[Task to carry out] Your task is to transcribe the records exactly, skipping every image.

____ Records supplied

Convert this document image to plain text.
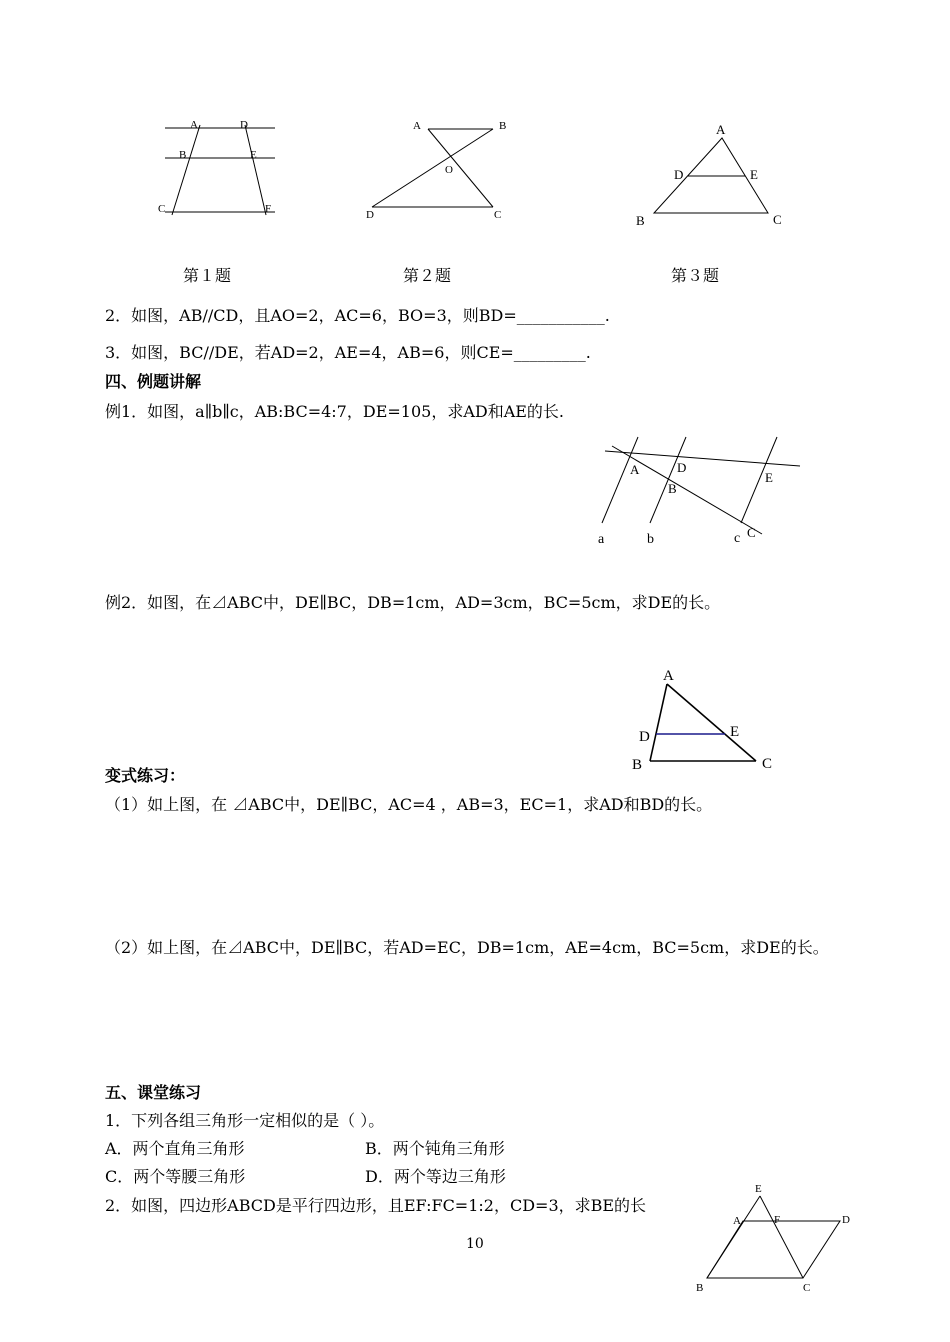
A	D
B	E
C	F
第１题
A	B
O
D	C
第２题
A
D	E
B	C
第３题
2．如图，AB//CD，且AO=2，AC=6，BO=3，则BD=___________.
3．如图，BC//DE，若AD=2，AE=4，AB=6，则CE=_________.
四、例题讲解
例1．如图，a∥b∥c，AB:BC=4:7，DE=105，求AD和AE的长.
A	D
B
E
C
a	b	c
例2．如图，在⊿ABC中，DE∥BC，DB=1cm，AD=3cm，BC=5cm，求DE的长。
A
D	E
B	C
变式练习：
（1）如上图，在 ⊿ABC中，DE∥BC，AC=4 ，AB=3，EC=1，求AD和BD的长。
（2）如上图，在⊿ABC中，DE∥BC，若AD=EC，DB=1cm，AE=4cm，BC=5cm，求DE的长。
五、课堂练习
1．下列各组三角形一定相似的是（ ）。
A．两个直角三角形	B．两个钝角三角形
C．两个等腰三角形	D．两个等边三角形
2．如图，四边形ABCD是平行四边形，且EF:FC=1:2，CD=3，求BE的长
E
A	F	D
B	C
10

________

[Solution to this exercise]
Convert this document image to plain text.
A	D
B	E
C	F
第１题
A	B
O
D	C
第２题
A
D	E
B	C
第３题
2．如图，AB//CD，且AO=2，AC=6，BO=3，则BD=___________.
3．如图，BC//DE，若AD=2，AE=4，AB=6，则CE=_________.
四、例题讲解
例1．如图，a∥b∥c，AB:BC=4:7，DE=105，求AD和AE的长.
A	D
B
E
C
a	b	c
例2．如图，在⊿ABC中，DE∥BC，DB=1cm，AD=3cm，BC=5cm，求DE的长。
A
D	E
B	C
变式练习：
（1）如上图，在 ⊿ABC中，DE∥BC，AC=4 ，AB=3，EC=1，求AD和BD的长。
（2）如上图，在⊿ABC中，DE∥BC，若AD=EC，DB=1cm，AE=4cm，BC=5cm，求DE的长。
五、课堂练习
1．下列各组三角形一定相似的是（ ）。
A．两个直角三角形	B．两个钝角三角形
C．两个等腰三角形	D．两个等边三角形
2．如图，四边形ABCD是平行四边形，且EF:FC=1:2，CD=3，求BE的长
E
A	F	D
B	C
10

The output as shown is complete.